→ **SET PROBLEM**:
Write out the listing exactly as it is given.

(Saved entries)

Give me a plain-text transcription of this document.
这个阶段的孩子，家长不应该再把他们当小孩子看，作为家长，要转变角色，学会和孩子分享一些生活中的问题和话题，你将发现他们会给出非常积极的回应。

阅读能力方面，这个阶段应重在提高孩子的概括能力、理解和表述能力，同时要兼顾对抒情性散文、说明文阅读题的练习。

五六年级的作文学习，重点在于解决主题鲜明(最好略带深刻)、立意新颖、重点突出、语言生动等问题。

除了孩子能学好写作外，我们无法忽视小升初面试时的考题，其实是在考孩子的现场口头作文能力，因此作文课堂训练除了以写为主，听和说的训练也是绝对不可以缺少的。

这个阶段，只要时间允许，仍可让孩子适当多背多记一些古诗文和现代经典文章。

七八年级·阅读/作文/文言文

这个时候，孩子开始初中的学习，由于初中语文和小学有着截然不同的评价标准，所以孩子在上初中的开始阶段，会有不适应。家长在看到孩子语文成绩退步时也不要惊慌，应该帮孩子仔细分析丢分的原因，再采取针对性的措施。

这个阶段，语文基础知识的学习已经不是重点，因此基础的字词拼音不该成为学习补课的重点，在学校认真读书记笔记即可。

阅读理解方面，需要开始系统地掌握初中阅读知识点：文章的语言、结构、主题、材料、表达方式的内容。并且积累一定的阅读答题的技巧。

→ **THE OUTPUT**:
Give me a plain-text transcription of this document.
这个阶段的孩子，家长不应该再把他们当小孩子看，作为家长，要转变角色，学会和孩子分享一些生活中的问题和话题，你将发现他们会给出非常积极的回应。

阅读能力方面，这个阶段应重在提高孩子的概括能力、理解和表述能力，同时要兼顾对抒情性散文、说明文阅读题的练习。

五六年级的作文学习，重点在于解决主题鲜明(最好略带深刻)、立意新颖、重点突出、语言生动等问题。

除了孩子能学好写作外，我们无法忽视小升初面试时的考题，其实是在考孩子的现场口头作文能力，因此作文课堂训练除了以写为主，听和说的训练也是绝对不可以缺少的。

这个阶段，只要时间允许，仍可让孩子适当多背多记一些古诗文和现代经典文章。

七八年级·阅读/作文/文言文

这个时候，孩子开始初中的学习，由于初中语文和小学有着截然不同的评价标准，所以孩子在上初中的开始阶段，会有不适应。家长在看到孩子语文成绩退步时也不要惊慌，应该帮孩子仔细分析丢分的原因，再采取针对性的措施。

这个阶段，语文基础知识的学习已经不是重点，因此基础的字词拼音不该成为学习补课的重点，在学校认真读书记笔记即可。

阅读理解方面，需要开始系统地掌握初中阅读知识点：文章的语言、结构、主题、材料、表达方式的内容。并且积累一定的阅读答题的技巧。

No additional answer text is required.